● WHAT TO WORK ON
All lines from the line containing "Transcribe this image's" up to and including the last line of the listing below should be echoed exactly; no other lines belong in the response.

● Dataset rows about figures
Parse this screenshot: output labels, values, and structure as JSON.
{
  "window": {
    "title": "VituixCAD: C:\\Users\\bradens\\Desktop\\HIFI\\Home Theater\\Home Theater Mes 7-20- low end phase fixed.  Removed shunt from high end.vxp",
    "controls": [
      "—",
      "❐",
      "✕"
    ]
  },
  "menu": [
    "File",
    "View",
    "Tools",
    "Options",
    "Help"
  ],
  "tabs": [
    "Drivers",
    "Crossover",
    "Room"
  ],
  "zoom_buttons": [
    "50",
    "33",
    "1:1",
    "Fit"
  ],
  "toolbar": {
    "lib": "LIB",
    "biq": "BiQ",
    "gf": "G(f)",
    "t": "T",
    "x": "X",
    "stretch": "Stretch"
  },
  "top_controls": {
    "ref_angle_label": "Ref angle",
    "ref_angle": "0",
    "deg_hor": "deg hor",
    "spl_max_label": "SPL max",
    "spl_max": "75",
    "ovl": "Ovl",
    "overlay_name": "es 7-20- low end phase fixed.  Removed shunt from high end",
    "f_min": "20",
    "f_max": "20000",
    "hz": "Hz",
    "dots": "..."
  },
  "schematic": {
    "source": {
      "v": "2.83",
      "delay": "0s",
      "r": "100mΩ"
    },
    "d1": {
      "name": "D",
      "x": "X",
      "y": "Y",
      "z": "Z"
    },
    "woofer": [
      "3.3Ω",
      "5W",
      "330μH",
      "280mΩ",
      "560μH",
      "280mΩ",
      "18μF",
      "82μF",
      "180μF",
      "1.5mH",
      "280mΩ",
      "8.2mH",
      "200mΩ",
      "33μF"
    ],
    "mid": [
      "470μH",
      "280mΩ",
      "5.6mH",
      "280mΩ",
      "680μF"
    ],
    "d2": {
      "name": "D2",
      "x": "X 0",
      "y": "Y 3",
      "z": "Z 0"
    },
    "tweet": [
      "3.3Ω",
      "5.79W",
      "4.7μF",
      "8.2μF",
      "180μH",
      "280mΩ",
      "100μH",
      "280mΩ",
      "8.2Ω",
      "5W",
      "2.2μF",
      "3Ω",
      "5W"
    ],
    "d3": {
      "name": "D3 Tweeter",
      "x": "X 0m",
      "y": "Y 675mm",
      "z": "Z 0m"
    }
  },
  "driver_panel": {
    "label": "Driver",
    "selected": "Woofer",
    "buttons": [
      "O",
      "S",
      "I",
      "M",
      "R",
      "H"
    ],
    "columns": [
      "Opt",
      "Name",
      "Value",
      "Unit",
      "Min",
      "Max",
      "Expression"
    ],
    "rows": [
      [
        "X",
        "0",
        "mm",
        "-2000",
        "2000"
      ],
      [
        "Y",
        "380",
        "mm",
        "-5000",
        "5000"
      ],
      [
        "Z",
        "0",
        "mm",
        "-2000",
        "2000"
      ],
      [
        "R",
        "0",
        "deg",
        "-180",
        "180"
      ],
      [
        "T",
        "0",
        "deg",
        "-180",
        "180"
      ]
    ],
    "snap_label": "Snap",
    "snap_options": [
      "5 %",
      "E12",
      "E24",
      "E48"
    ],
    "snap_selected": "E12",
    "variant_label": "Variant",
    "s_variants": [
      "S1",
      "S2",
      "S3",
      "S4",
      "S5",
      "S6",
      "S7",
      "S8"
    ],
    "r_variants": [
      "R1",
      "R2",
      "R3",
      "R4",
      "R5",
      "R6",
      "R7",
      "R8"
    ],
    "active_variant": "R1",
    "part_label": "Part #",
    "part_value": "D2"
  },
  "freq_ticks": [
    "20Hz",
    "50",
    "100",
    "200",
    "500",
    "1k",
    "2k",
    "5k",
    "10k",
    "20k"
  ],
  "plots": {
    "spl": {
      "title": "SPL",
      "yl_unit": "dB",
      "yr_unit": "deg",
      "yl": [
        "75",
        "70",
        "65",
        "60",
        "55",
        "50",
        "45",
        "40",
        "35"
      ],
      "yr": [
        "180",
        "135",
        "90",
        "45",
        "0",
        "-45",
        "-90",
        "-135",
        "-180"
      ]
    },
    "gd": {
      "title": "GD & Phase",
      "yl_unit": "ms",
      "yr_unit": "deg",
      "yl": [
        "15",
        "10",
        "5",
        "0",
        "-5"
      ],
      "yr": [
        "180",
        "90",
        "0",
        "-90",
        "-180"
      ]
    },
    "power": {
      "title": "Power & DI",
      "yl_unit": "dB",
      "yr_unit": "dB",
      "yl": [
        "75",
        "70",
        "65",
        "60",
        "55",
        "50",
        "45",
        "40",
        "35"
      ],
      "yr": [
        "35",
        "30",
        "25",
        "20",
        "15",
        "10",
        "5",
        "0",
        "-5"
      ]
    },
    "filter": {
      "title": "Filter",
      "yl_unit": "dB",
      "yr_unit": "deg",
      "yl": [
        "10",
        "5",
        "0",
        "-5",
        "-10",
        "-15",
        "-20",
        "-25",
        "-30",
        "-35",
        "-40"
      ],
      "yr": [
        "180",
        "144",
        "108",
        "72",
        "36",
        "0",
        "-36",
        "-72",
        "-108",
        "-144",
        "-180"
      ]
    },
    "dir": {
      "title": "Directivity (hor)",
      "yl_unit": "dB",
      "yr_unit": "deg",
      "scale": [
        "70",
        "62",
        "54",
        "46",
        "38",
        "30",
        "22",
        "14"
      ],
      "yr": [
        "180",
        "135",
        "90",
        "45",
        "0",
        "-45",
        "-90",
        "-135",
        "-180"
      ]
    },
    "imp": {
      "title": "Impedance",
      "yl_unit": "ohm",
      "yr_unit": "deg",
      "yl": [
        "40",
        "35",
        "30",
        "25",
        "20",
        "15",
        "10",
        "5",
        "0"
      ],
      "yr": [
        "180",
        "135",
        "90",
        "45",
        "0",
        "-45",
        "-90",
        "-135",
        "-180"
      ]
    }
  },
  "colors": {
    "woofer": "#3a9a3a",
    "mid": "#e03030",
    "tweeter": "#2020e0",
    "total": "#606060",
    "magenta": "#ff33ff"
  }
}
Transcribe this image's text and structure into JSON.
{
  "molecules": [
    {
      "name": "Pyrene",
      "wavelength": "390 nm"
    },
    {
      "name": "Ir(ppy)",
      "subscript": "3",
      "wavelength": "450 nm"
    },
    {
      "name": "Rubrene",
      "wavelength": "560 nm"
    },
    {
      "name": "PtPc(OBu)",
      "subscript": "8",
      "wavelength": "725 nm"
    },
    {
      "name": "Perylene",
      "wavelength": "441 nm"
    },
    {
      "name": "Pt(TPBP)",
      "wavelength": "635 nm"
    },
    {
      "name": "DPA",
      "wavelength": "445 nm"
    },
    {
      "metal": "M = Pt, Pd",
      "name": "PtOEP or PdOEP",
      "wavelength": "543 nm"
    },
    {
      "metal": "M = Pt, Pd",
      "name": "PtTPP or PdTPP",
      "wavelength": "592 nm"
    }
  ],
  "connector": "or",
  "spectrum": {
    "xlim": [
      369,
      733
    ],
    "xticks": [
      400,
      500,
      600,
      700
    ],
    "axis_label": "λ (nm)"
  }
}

● SOLUTION
Transcribe this image's text and structure into JSON.
{
  "molecules": [
    {
      "name": "Pyrene",
      "wavelength": "390 nm"
    },
    {
      "name": "Ir(ppy)",
      "subscript": "3",
      "wavelength": "450 nm"
    },
    {
      "name": "Rubrene",
      "wavelength": "560 nm"
    },
    {
      "name": "PtPc(OBu)",
      "subscript": "8",
      "wavelength": "725 nm"
    },
    {
      "name": "Perylene",
      "wavelength": "441 nm"
    },
    {
      "name": "Pt(TPBP)",
      "wavelength": "635 nm"
    },
    {
      "name": "DPA",
      "wavelength": "445 nm"
    },
    {
      "metal": "M = Pt, Pd",
      "name": "PtOEP or PdOEP",
      "wavelength": "543 nm"
    },
    {
      "metal": "M = Pt, Pd",
      "name": "PtTPP or PdTPP",
      "wavelength": "592 nm"
    }
  ],
  "connector": "or",
  "spectrum": {
    "xlim": [
      369,
      733
    ],
    "xticks": [
      400,
      500,
      600,
      700
    ],
    "axis_label": "λ (nm)"
  }
}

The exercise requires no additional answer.